Short exercise
Across the entries, how many lines have the string "diffamer" in them? Reply with only a number.

___

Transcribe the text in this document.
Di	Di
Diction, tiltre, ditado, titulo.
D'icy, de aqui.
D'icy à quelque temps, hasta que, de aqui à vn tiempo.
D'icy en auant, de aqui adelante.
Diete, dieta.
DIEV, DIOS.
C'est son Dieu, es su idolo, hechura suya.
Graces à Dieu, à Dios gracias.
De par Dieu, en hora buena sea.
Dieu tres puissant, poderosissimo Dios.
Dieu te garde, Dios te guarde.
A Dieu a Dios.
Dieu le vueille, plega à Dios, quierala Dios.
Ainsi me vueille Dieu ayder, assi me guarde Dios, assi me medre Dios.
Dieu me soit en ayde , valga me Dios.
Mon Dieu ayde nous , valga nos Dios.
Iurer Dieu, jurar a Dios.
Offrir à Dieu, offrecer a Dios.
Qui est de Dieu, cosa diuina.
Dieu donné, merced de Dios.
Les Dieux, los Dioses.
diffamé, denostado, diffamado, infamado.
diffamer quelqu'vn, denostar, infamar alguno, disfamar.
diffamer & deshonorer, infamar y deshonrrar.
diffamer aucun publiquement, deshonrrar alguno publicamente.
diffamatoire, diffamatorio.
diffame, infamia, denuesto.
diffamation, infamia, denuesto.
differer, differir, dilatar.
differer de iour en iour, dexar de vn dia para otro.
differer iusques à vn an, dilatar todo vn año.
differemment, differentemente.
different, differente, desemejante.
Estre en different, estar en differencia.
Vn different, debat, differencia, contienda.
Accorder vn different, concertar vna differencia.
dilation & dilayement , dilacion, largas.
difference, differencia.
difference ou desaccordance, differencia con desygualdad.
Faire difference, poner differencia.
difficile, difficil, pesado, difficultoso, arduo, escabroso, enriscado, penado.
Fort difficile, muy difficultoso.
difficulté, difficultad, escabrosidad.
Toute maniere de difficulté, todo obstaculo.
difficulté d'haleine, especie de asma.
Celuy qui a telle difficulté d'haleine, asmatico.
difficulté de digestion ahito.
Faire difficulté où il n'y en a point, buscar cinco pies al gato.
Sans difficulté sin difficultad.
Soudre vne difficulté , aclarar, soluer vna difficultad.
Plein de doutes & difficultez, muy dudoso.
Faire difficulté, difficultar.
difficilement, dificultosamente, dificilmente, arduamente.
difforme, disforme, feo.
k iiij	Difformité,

___

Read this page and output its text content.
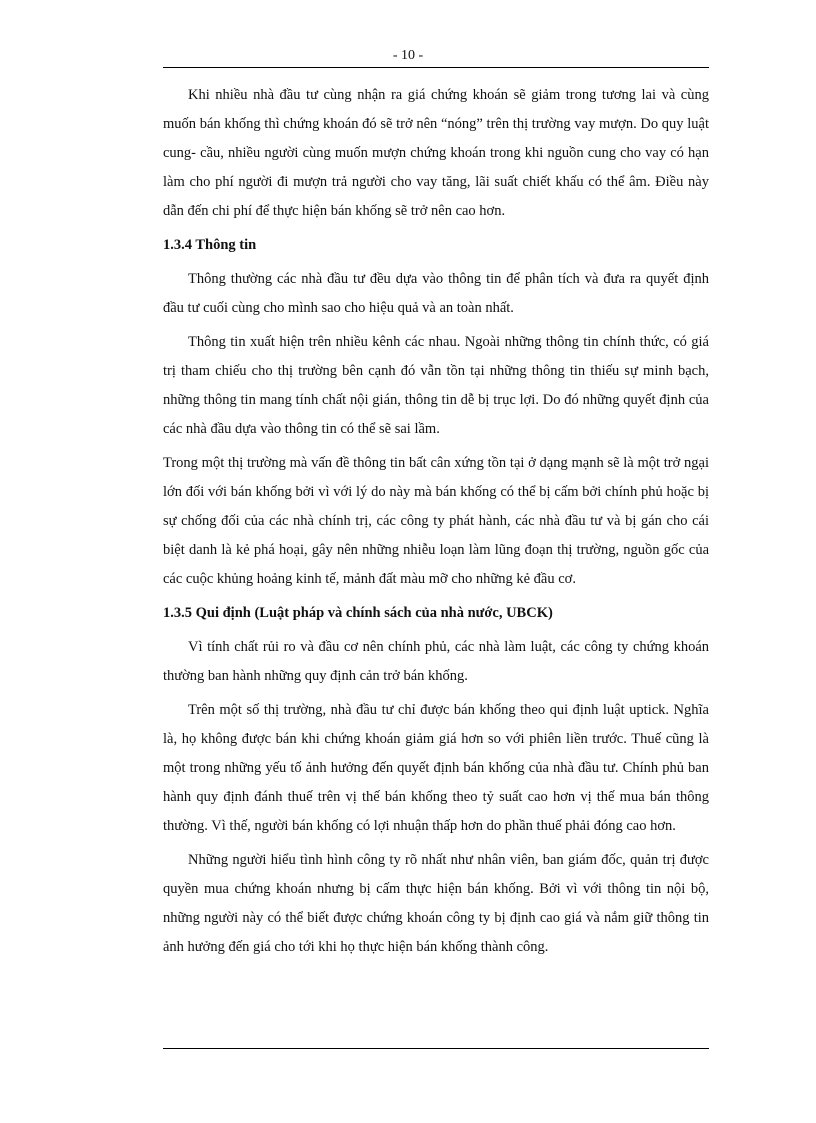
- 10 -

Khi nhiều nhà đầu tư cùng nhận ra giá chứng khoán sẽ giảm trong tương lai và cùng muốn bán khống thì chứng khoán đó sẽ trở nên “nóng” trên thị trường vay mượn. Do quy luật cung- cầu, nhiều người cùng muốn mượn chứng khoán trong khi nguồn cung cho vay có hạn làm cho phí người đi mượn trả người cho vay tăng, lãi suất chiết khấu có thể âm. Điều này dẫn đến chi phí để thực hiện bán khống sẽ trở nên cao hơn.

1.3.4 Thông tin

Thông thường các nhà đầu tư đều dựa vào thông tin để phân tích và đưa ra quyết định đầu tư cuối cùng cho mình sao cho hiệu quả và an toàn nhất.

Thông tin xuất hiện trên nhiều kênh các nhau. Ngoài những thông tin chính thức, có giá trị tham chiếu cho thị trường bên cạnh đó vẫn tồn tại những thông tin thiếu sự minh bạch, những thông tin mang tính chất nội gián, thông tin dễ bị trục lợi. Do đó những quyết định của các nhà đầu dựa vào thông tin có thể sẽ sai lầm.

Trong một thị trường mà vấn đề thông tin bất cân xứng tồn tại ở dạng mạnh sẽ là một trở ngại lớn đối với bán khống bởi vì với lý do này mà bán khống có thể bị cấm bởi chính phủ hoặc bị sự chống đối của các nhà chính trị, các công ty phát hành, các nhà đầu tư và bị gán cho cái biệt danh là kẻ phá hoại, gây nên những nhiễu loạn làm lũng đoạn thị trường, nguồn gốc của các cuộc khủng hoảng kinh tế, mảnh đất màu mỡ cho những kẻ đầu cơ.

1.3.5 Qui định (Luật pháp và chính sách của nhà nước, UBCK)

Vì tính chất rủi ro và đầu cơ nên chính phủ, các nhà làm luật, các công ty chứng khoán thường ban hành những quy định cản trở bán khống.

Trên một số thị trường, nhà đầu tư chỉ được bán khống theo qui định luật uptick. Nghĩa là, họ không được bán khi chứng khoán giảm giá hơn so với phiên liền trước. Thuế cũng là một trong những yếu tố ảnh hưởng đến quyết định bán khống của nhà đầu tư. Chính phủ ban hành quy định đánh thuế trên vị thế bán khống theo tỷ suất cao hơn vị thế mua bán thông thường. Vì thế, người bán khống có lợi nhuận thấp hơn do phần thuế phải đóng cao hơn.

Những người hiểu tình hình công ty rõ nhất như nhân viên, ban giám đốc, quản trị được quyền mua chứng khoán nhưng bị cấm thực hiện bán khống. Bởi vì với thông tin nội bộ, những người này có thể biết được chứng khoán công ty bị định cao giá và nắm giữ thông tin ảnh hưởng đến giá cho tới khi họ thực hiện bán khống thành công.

___

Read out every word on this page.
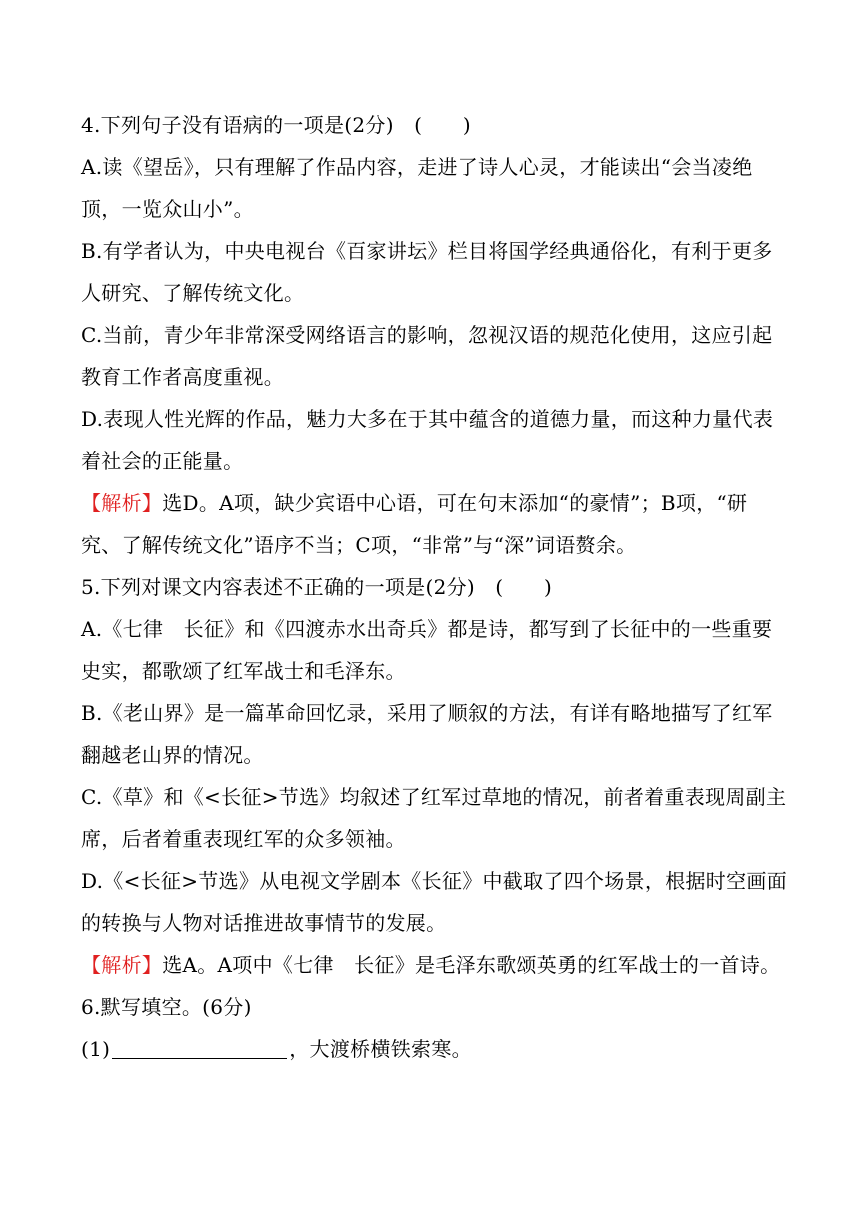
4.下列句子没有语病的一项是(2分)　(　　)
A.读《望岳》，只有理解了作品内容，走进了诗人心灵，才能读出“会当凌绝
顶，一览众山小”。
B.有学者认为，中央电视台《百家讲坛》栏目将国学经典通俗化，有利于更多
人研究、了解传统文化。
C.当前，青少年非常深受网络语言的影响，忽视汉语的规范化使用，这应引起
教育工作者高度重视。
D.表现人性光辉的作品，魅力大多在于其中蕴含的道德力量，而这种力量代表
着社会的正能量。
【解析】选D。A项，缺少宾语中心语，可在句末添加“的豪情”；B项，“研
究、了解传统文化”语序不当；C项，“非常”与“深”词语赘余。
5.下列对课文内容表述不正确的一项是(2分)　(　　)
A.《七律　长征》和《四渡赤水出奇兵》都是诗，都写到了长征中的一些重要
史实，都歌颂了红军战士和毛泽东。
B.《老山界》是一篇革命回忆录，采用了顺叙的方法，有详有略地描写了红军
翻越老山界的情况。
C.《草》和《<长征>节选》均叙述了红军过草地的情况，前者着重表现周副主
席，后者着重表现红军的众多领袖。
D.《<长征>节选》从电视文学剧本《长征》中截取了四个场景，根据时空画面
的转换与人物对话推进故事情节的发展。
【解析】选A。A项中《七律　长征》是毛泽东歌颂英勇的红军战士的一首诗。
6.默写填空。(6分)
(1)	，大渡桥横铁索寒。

___

Response
3